Shaping an Adaptive Path on Analytic Geometry with Automatic Formative Assessment and Interactive Feedback
365
Figure 1: Guided activity “Cooling towers”.
The preview function (icon depicting a P) allows the
learners to visualize in a graphical register their
answer and thus be able to compare the graph
proposed in the text and the one generated by their
answer. This function provides students with some
initial feedback that allows them to self-assess their
answer before submitting it to the system, thus in a
moment in which they are still allowed to change it.
This makes it possible to activate the fifth strategy of
formative assessment conceived by Wiliam and
Thompson (2007): students have the opportunity to
develop responsibility in their learning path; they
should be able to take advantage of all the tools that
are made available to them in order to proceed
adequately in the resolution, and at the same time it
supports self-assessment since it makes the learners
able to establish the correctness of their answer
independently. Lastly, the preview also works on the
psychological-affective level since it enables the
learners to reassure themselves about the correctness
of their actions. Figure 2 shows an example of an
adaptive question with interactive feedback called
“Let's catch Criminals”. It allows a number of initial
autonomous attempts. In the case of a correct answer,
the task is successfully completed. In the case of an
incorrect answer, after a few attempts allowed, a
guided path starts: at each step, the learner is led to
develop the intermediate results necessary to obtain
the final solution.

--

PROBLEM SET.
(1) List every effect that the passage on formative assessment in analytic geometry attributes to the preview function.
(2) Write the next few sentences of the passage on formative assessment in analytic geometry, picking up right after its final sentence.

Saved data entries

--

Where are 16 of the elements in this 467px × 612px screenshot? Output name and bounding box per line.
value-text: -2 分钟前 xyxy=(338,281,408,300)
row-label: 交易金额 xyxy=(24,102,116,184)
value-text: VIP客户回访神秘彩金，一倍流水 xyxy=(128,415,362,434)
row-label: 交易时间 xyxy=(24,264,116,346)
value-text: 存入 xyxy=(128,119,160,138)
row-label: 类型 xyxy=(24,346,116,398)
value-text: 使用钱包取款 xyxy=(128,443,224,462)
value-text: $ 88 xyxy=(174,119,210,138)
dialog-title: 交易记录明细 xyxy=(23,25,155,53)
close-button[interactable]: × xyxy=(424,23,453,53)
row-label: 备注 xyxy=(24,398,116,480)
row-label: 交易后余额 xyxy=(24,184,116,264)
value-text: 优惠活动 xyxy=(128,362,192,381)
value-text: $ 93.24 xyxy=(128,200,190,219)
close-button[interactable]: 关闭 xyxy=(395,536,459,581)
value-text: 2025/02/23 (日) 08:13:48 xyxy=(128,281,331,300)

--

EXERCISE RESULTS.
(1)
- It lets learners visualize their answer in a graphical register and compare it with the graph proposed in the text.
- It gives students initial feedback, so they can self-assess their answer before submitting it, while they can still change it.
- It activates the fifth strategy of formative assessment conceived by Wiliam and Thompson (2007), so students can develop responsibility in their learning path.
- It supports self-assessment by letting learners establish the correctness of their answer independently.
- It works on the psychological-affective level by letting learners reassure themselves about the correctness of their actions.

(2)
The results of the experimentation were
evaluated through a pre-test and a post-test
administered to the control and treated group. The
treated classes took the pre-test before starting the
adaptive path; the control classes took it before
starting to work on the circle with their teachers in a
traditional way in order to compare this approach to
the one proposed in this experiment. Their teachers
were kept updated on the results of the research and
the adaptive activities developed for their future use
were shared with them. The post-test was
administered after completing the circle with or
without the adaptive path, and after a few weeks to let
students the time to study the topic and, for the treated
group, complete the online assignment. The pre-test
included 10 questions, some of which including sub-
items for a total of 25 sub-items, about analytic
geometry, mostly about the line and the parabola,
which are usually studied before dealing with the
circle. 4 of them were contextualized in real-world
situations, while the others concerned abstract
mathematical situations. Most of them are adapted by
the INVALSI tests of Mathematics for grade 10 or 13.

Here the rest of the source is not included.